WHAT IS ASKED: Starting with the line containing "Text: 8.5%: 8.5% xyxy=(440,227,468,237)" and going on through the line containing "Text: 4.1%: 4.1% xyxy=(402,418,430,428)", switch "Bar" to "Box" and return only those lines, with everything else left as it stands.

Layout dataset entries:
────────────────────────────────────────

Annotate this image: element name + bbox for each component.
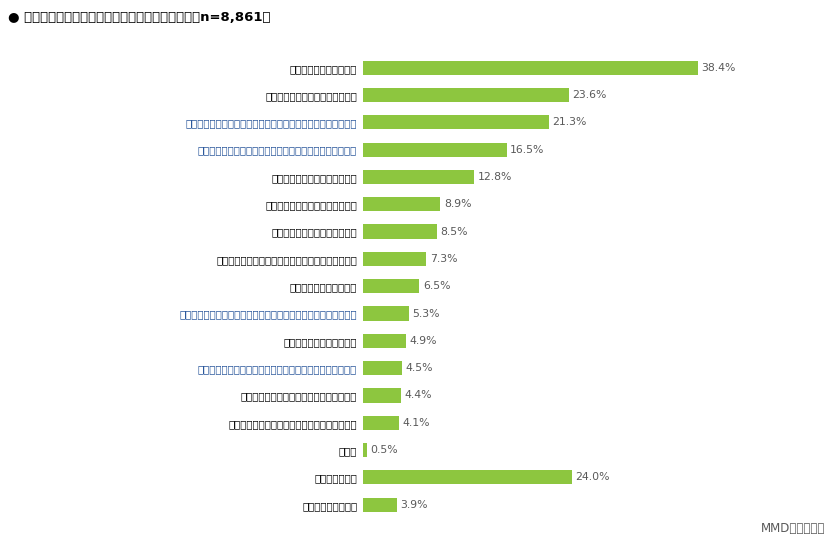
Text: 8.5%: 8.5% xyxy=(440,227,468,237)
Text: 4.9%: 4.9% xyxy=(409,336,436,346)
Text: 4.5%: 4.5% xyxy=(405,363,433,373)
Bar xyxy=(363,443,367,457)
Text: 6.5%: 6.5% xyxy=(423,281,450,291)
Bar xyxy=(363,306,409,321)
Bar xyxy=(363,498,397,512)
Bar xyxy=(363,88,569,102)
Text: 38.4%: 38.4% xyxy=(701,63,736,73)
Text: 4.1%: 4.1% xyxy=(402,418,430,428)
Bar xyxy=(363,225,437,239)
Bar xyxy=(363,252,426,266)
Bar xyxy=(363,279,420,293)
Bar xyxy=(363,143,507,157)
Text: 4.4%: 4.4% xyxy=(404,390,432,401)
Bar xyxy=(363,470,572,484)
Text: 3.9%: 3.9% xyxy=(400,500,428,510)
Bar xyxy=(363,197,440,211)
Text: ● 店舗で買い物する際の大変なこと・不安・悩み（n=8,861）: ● 店舗で買い物する際の大変なこと・不安・悩み（n=8,861） xyxy=(8,11,271,24)
Text: 16.5%: 16.5% xyxy=(510,145,545,154)
Bar xyxy=(363,361,402,375)
Text: 0.5%: 0.5% xyxy=(370,445,399,455)
Text: 8.9%: 8.9% xyxy=(444,199,471,210)
Bar xyxy=(363,388,401,402)
Bar xyxy=(363,416,399,430)
Bar xyxy=(363,170,475,184)
Text: MMD研究所調べ: MMD研究所調べ xyxy=(761,522,826,535)
Bar xyxy=(363,60,697,75)
Text: 7.3%: 7.3% xyxy=(430,254,457,264)
Text: 21.3%: 21.3% xyxy=(552,117,586,127)
Text: 5.3%: 5.3% xyxy=(413,308,440,319)
Text: 12.8%: 12.8% xyxy=(478,172,512,182)
Text: 23.6%: 23.6% xyxy=(572,90,606,100)
Bar xyxy=(363,334,405,348)
Text: 24.0%: 24.0% xyxy=(575,472,610,482)
Bar xyxy=(363,115,549,130)
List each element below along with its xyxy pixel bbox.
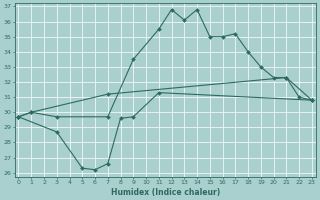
X-axis label: Humidex (Indice chaleur): Humidex (Indice chaleur) (110, 188, 220, 197)
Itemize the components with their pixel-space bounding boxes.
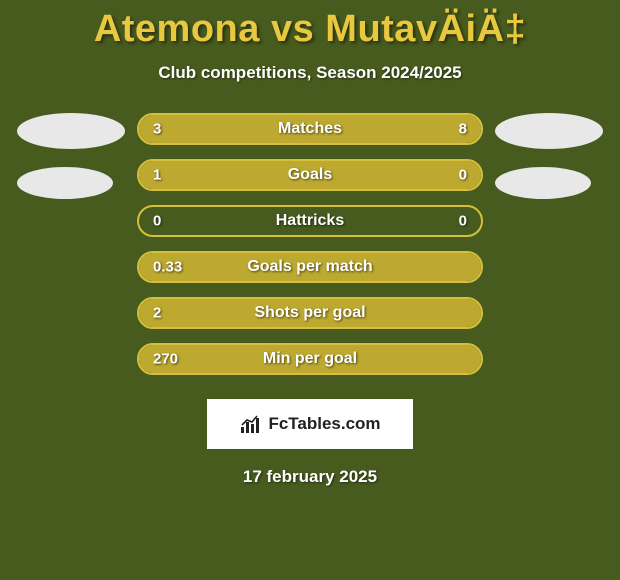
bar-value-right: 0 xyxy=(459,167,467,184)
logo-text: FcTables.com xyxy=(268,414,380,434)
bar-value-right: 8 xyxy=(459,121,467,138)
bar-label: Matches xyxy=(139,120,481,138)
player-icon xyxy=(17,113,125,149)
stat-bars: 3 Matches 8 1 Goals 0 0 Hattricks 0 0.33… xyxy=(137,113,483,375)
stat-bar-hattricks: 0 Hattricks 0 xyxy=(137,205,483,237)
player-icon xyxy=(17,167,113,199)
stat-bar-goals: 1 Goals 0 xyxy=(137,159,483,191)
bar-label: Goals xyxy=(139,166,481,184)
left-player-icons xyxy=(17,113,125,199)
stat-bar-shots-per-goal: 2 Shots per goal xyxy=(137,297,483,329)
stat-bar-min-per-goal: 270 Min per goal xyxy=(137,343,483,375)
page-title: Atemona vs MutavÄiÄ‡ xyxy=(0,8,620,51)
main-row: 3 Matches 8 1 Goals 0 0 Hattricks 0 0.33… xyxy=(0,113,620,375)
player-icon xyxy=(495,167,591,199)
bar-label: Goals per match xyxy=(139,258,481,276)
bar-label: Min per goal xyxy=(139,350,481,368)
player-icon xyxy=(495,113,603,149)
stat-bar-goals-per-match: 0.33 Goals per match xyxy=(137,251,483,283)
chart-icon xyxy=(239,413,263,435)
bar-label: Shots per goal xyxy=(139,304,481,322)
date-label: 17 february 2025 xyxy=(0,467,620,487)
comparison-card: Atemona vs MutavÄiÄ‡ Club competitions, … xyxy=(0,0,620,487)
bar-value-right: 0 xyxy=(459,213,467,230)
stat-bar-matches: 3 Matches 8 xyxy=(137,113,483,145)
right-player-icons xyxy=(495,113,603,199)
fctables-logo: FcTables.com xyxy=(207,399,413,449)
bar-label: Hattricks xyxy=(139,212,481,230)
subtitle: Club competitions, Season 2024/2025 xyxy=(0,63,620,83)
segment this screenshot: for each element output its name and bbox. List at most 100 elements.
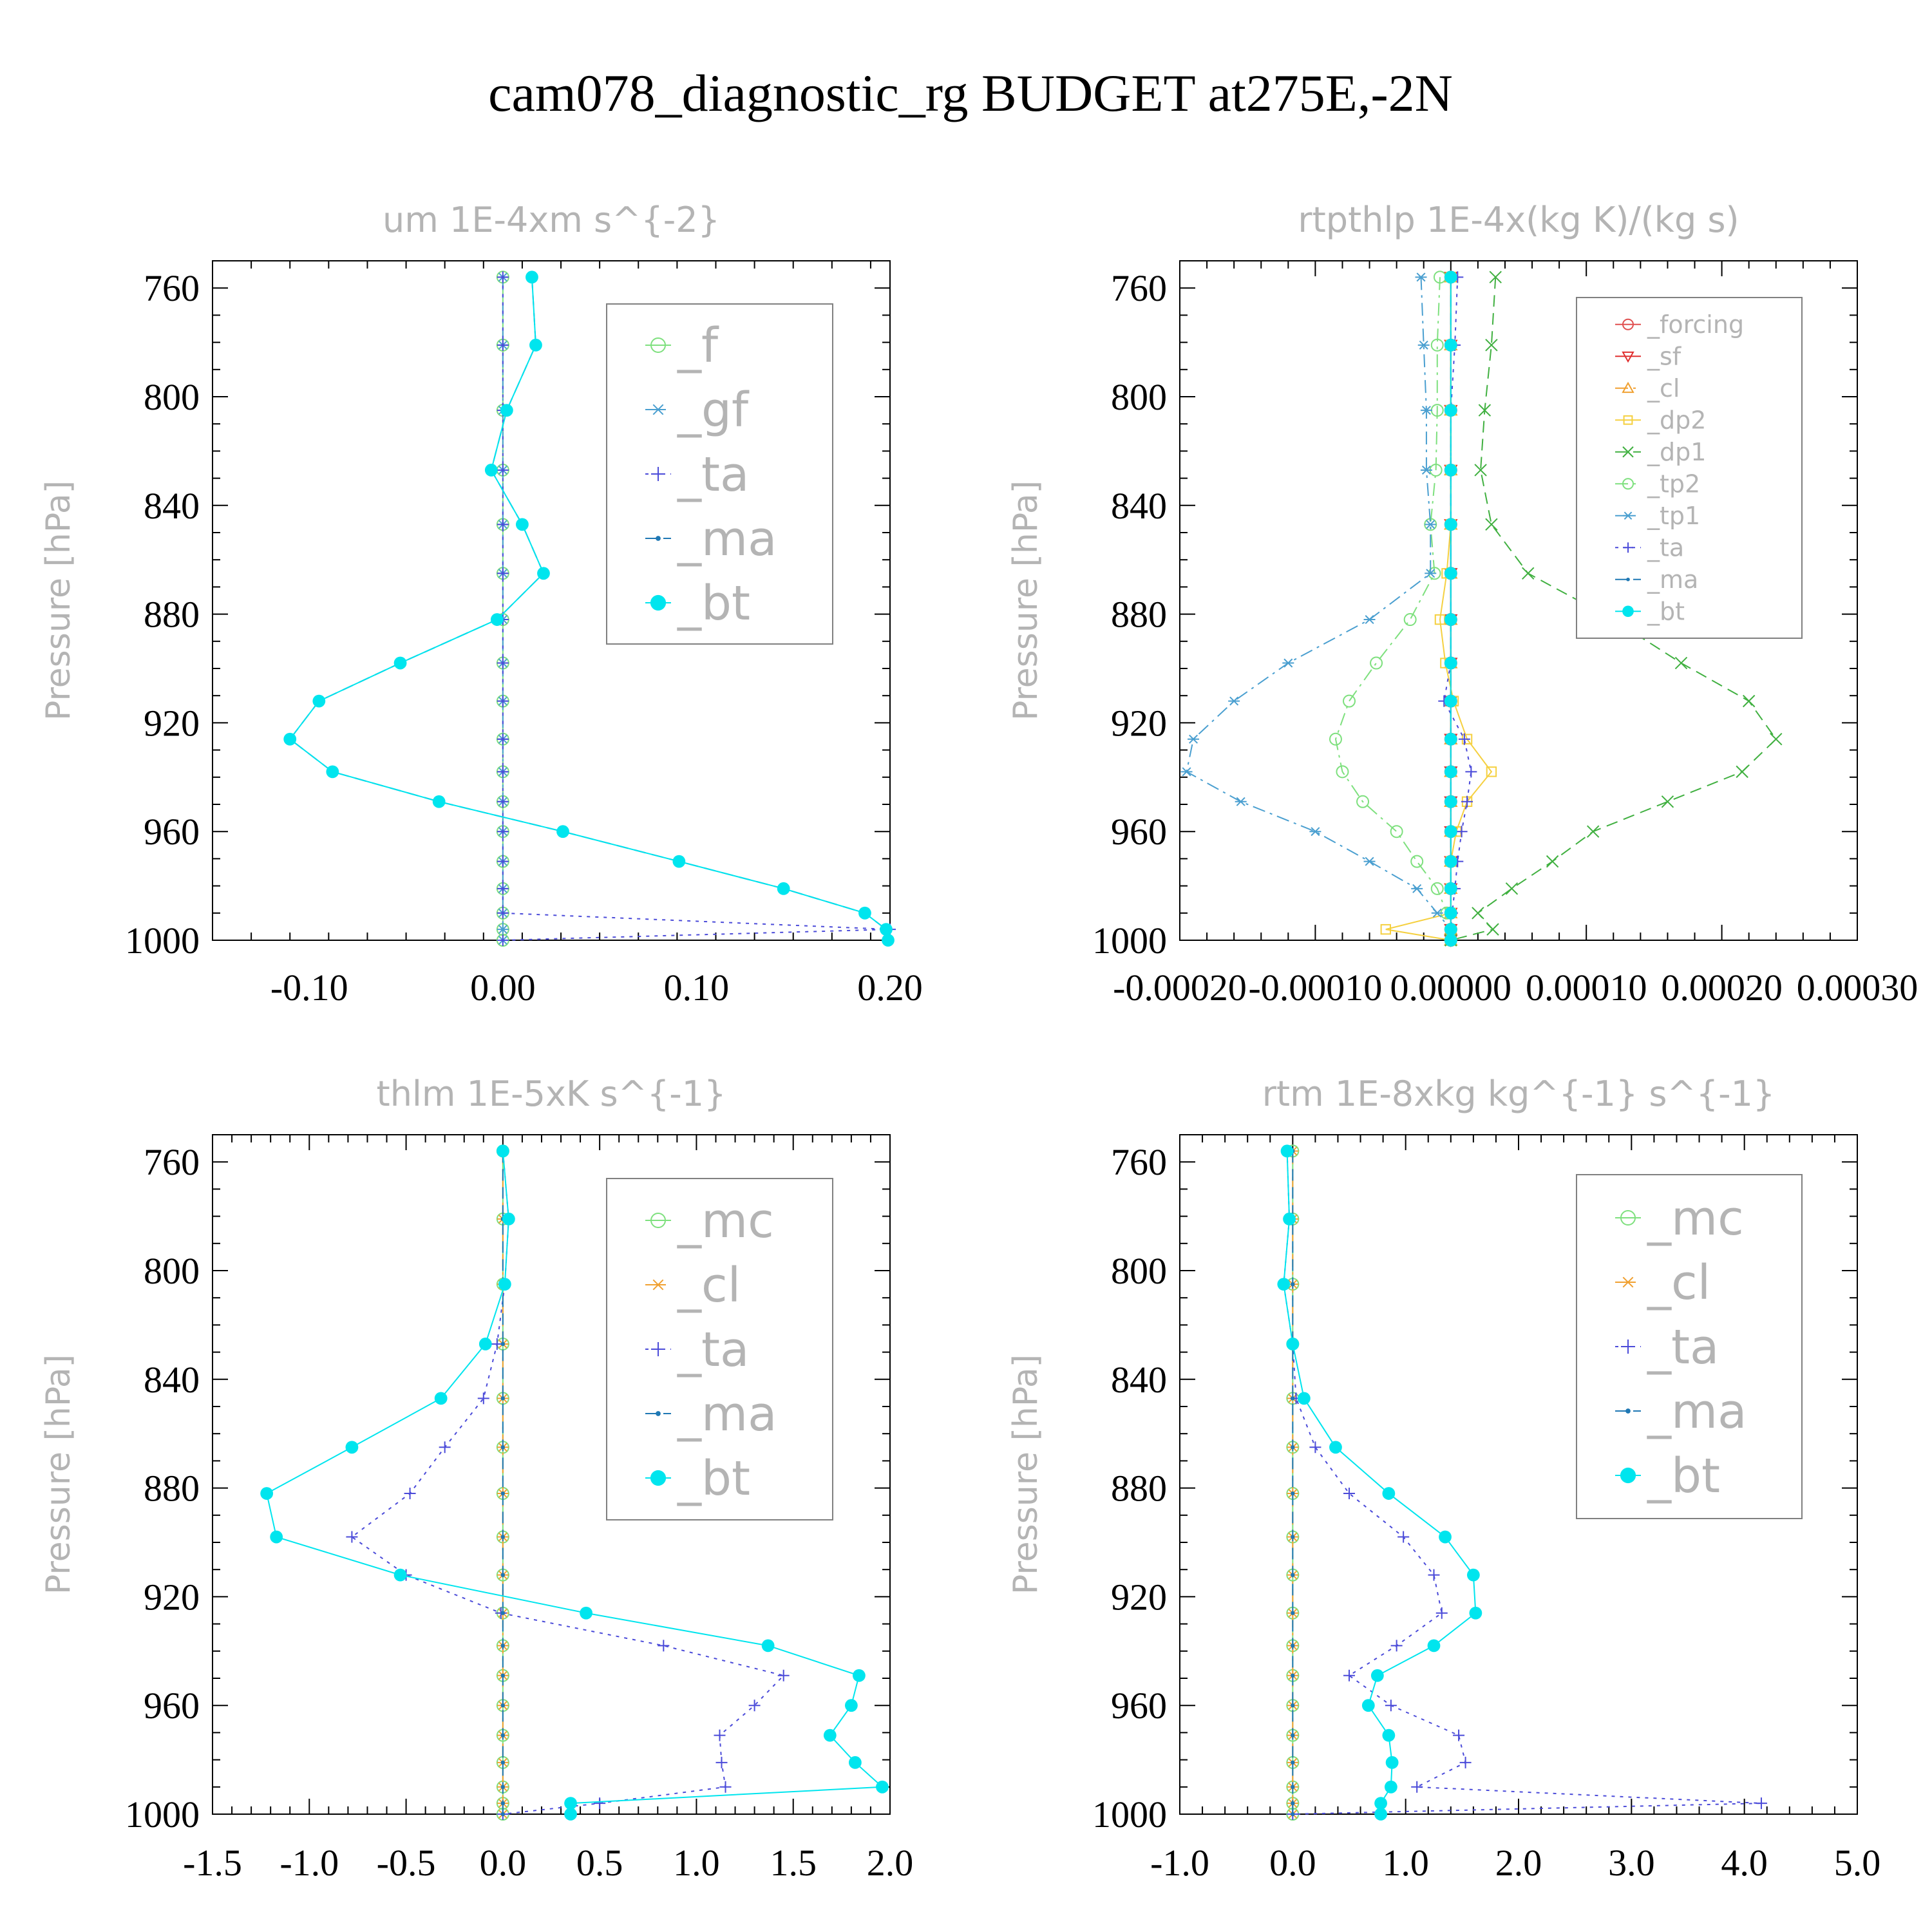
plot-area xyxy=(1180,270,1783,948)
legend-marker xyxy=(1621,1276,1635,1288)
data-point xyxy=(1444,765,1457,779)
y-tick-label: 880 xyxy=(1111,1468,1167,1510)
data-point xyxy=(1466,1568,1480,1582)
data-point xyxy=(497,934,509,946)
legend-entry: _tp2 xyxy=(1615,470,1700,498)
data-point xyxy=(1291,1703,1295,1708)
x-tick-label: -0.10 xyxy=(270,967,348,1009)
data-point xyxy=(1444,567,1457,580)
data-point xyxy=(497,271,509,283)
x-tick-label: 3.0 xyxy=(1608,1842,1655,1884)
data-point xyxy=(580,1606,593,1620)
x-tick-label: 0.00020 xyxy=(1661,967,1783,1009)
data-point xyxy=(1374,1797,1387,1810)
panel-title: rtm 1E-8xkg kg^{-1} s^{-1} xyxy=(1262,1074,1776,1114)
data-point xyxy=(500,1396,506,1401)
data-point xyxy=(858,906,871,920)
chart-panel-2: rtpthlp 1E-4x(kg K)/(kg s) Pressure [hPa]… xyxy=(1007,200,1918,1009)
data-point xyxy=(1309,827,1321,837)
data-point xyxy=(500,1812,506,1817)
data-point xyxy=(1430,338,1444,352)
data-point xyxy=(1291,1573,1295,1577)
y-tick-label: 760 xyxy=(144,1141,200,1183)
legend-label: _cl xyxy=(677,1258,741,1313)
data-point xyxy=(500,1703,506,1708)
data-point xyxy=(1277,1278,1291,1291)
data-point xyxy=(497,518,509,531)
x-tick-label: 0.00 xyxy=(470,967,536,1009)
legend-entry: _cl xyxy=(1615,374,1680,402)
series-bt xyxy=(283,270,895,947)
x-tick-label: 1.5 xyxy=(770,1842,817,1884)
legend-entry: _ta xyxy=(1615,1320,1719,1375)
series-line xyxy=(1283,1151,1762,1815)
x-tick-label: 0.00000 xyxy=(1390,967,1512,1009)
data-point xyxy=(500,1733,506,1738)
data-point xyxy=(500,1341,506,1347)
data-point xyxy=(497,464,509,476)
data-point xyxy=(1485,339,1498,352)
legend-entry: _dp1 xyxy=(1615,438,1706,466)
x-tick-label: 0.0 xyxy=(1269,1842,1316,1884)
x-tick-label: 0.0 xyxy=(480,1842,527,1884)
data-point xyxy=(1385,1756,1399,1769)
legend-entry: _bt xyxy=(645,1451,750,1506)
legend-entry: _forcing xyxy=(1615,310,1744,339)
data-point xyxy=(1587,825,1600,838)
data-point xyxy=(1453,1729,1465,1741)
legend-marker xyxy=(651,1279,665,1291)
data-point xyxy=(498,1278,511,1291)
y-tick-label: 1000 xyxy=(1092,1794,1167,1835)
legend-label: _tp2 xyxy=(1647,470,1700,498)
legend-marker xyxy=(656,1411,661,1416)
data-point xyxy=(1329,1441,1342,1454)
plot-frame xyxy=(212,1134,891,1815)
x-tick-label: 0.00010 xyxy=(1526,967,1647,1009)
legend-entry: _bt xyxy=(1615,1448,1720,1504)
data-point xyxy=(497,339,509,351)
series-bt xyxy=(1277,1144,1482,1821)
y-tick-label: 1000 xyxy=(125,920,200,961)
legend-entry: _f xyxy=(645,318,719,374)
y-tick-label: 920 xyxy=(144,1576,200,1618)
data-point xyxy=(848,1756,862,1769)
chart-panels: um 1E-4xm s^{-2} Pressure [hPa] 760 800 840 8… xyxy=(39,200,1918,1884)
legend: _mc _cl _ta _ma _bt xyxy=(1576,1174,1803,1519)
data-point xyxy=(564,1808,577,1821)
data-point xyxy=(1382,1728,1396,1742)
legend-box xyxy=(606,303,833,645)
data-point xyxy=(260,1487,274,1500)
data-point xyxy=(1283,1212,1296,1226)
data-point xyxy=(500,1801,506,1806)
legend-label: _mc xyxy=(677,1193,774,1249)
data-point xyxy=(1291,1396,1295,1401)
legend-marker xyxy=(1620,1210,1636,1226)
x-tick-label: 5.0 xyxy=(1834,1842,1881,1884)
series-tp1 xyxy=(1180,272,1457,945)
series-line xyxy=(289,277,889,941)
legend-entry: _ma xyxy=(645,1387,777,1442)
y-tick-label: 760 xyxy=(1111,1141,1167,1183)
data-point xyxy=(853,1669,866,1682)
data-point xyxy=(1356,795,1370,808)
data-point xyxy=(497,795,509,808)
data-point xyxy=(497,882,509,895)
data-point xyxy=(1458,733,1470,745)
data-point xyxy=(1390,825,1403,838)
legend-label: _ma xyxy=(677,1387,777,1442)
x-tick-label: 2.0 xyxy=(1495,1842,1542,1884)
y-tick-label: 920 xyxy=(1111,702,1167,744)
data-point xyxy=(496,1144,509,1158)
x-tick-label: -1.0 xyxy=(279,1842,339,1884)
data-point xyxy=(1370,1669,1384,1682)
data-point xyxy=(1444,656,1457,670)
data-point xyxy=(1435,1607,1448,1619)
data-point xyxy=(1291,1491,1295,1496)
series-line xyxy=(1450,277,1777,941)
data-point xyxy=(1291,1760,1295,1765)
data-point xyxy=(823,1728,837,1742)
data-point xyxy=(1291,1282,1295,1287)
legend-label: _tp1 xyxy=(1647,502,1700,530)
data-point xyxy=(1280,1144,1294,1158)
data-point xyxy=(1374,1808,1387,1821)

────────────────────────────────────────

SOLUTION TO THIS EXERCISE:
Text: 8.5%: 8.5% xyxy=(440,227,468,237)
Text: 4.9%: 4.9% xyxy=(409,336,436,346)
Text: 4.5%: 4.5% xyxy=(405,363,433,373)
Box xyxy=(363,443,367,457)
Text: 6.5%: 6.5% xyxy=(423,281,450,291)
Box xyxy=(363,306,409,321)
Box xyxy=(363,498,397,512)
Box xyxy=(363,88,569,102)
Text: 38.4%: 38.4% xyxy=(701,63,736,73)
Text: 4.1%: 4.1% xyxy=(402,418,430,428)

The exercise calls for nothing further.